Dataset entries on figures
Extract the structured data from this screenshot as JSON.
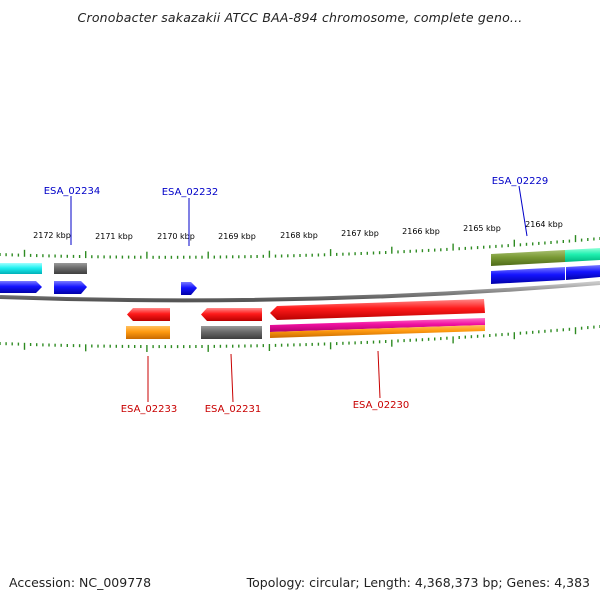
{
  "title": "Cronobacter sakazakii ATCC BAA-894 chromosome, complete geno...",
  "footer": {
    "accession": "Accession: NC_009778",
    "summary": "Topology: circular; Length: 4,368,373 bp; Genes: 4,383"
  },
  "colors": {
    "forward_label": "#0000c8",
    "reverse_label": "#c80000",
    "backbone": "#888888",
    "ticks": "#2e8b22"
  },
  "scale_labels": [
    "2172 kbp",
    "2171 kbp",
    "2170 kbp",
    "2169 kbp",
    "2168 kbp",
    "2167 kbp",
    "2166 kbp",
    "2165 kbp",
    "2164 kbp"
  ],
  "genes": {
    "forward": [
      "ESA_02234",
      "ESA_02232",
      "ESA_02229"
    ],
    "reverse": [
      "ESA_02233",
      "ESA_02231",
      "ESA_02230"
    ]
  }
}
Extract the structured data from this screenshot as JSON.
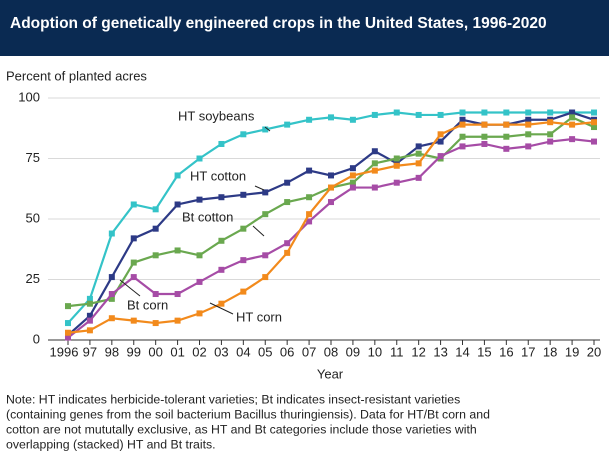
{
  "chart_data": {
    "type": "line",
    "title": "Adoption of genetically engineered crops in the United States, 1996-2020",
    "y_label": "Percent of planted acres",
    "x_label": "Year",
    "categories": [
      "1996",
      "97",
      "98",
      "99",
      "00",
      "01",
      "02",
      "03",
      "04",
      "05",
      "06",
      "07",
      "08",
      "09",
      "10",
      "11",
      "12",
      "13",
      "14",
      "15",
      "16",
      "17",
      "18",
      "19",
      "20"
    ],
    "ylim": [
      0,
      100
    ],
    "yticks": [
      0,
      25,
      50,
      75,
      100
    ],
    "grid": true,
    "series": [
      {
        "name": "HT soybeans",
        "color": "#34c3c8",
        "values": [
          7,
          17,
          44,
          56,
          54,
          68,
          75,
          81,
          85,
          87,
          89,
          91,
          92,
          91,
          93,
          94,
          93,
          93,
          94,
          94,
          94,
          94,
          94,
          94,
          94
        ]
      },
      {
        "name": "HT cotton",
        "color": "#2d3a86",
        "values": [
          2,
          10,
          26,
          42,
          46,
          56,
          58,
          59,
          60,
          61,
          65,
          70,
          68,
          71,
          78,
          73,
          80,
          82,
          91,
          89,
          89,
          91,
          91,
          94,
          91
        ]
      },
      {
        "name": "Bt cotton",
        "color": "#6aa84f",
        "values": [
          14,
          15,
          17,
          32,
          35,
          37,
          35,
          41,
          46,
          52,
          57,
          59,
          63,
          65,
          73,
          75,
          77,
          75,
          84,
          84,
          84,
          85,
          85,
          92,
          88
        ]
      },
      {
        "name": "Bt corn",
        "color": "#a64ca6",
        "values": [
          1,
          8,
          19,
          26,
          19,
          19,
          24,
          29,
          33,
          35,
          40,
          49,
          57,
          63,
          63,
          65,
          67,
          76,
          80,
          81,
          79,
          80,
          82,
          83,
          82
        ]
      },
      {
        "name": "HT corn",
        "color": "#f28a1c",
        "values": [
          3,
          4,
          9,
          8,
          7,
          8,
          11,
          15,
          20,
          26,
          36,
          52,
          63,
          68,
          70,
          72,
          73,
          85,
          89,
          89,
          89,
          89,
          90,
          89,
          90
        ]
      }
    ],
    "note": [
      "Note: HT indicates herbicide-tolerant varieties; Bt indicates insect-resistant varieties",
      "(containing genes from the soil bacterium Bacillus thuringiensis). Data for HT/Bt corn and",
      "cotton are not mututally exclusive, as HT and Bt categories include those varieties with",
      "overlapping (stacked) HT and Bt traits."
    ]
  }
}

* * *

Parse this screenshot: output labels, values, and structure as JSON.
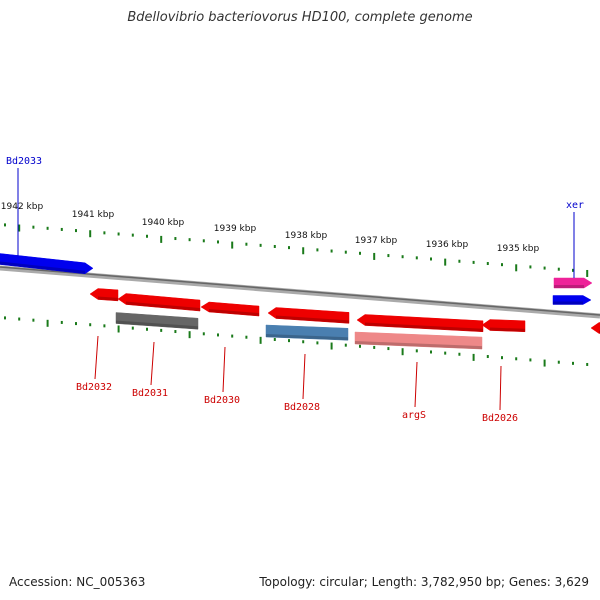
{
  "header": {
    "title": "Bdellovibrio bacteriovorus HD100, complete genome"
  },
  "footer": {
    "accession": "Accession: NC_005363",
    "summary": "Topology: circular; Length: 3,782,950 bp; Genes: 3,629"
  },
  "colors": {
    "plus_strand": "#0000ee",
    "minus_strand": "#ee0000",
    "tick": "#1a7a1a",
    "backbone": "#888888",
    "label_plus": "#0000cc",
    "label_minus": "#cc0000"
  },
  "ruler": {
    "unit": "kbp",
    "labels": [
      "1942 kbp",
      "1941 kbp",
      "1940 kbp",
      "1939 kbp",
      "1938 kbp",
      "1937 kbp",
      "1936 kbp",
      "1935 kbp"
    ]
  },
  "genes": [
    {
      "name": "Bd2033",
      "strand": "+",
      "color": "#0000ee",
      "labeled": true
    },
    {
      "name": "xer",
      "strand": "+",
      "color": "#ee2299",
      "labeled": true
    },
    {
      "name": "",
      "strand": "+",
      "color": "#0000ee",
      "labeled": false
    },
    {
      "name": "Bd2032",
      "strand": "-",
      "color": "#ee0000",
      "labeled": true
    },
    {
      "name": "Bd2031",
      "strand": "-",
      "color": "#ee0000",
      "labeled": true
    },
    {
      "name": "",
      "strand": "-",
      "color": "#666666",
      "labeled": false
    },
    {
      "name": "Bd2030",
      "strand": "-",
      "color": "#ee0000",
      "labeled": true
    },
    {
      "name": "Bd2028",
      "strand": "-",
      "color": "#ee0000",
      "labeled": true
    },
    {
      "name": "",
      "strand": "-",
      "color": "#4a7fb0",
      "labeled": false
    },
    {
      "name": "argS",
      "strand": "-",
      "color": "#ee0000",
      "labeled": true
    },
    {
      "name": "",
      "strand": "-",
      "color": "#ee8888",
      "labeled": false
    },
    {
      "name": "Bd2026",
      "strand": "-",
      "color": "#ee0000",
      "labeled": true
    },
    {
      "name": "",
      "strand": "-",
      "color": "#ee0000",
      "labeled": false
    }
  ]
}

**What the task requires:** From the data above, copy every line where "Accession" appears.

**Solution for this problem:**
    "accession": "Accession: NC_009778",
    "accession": "Accession: NC_005363",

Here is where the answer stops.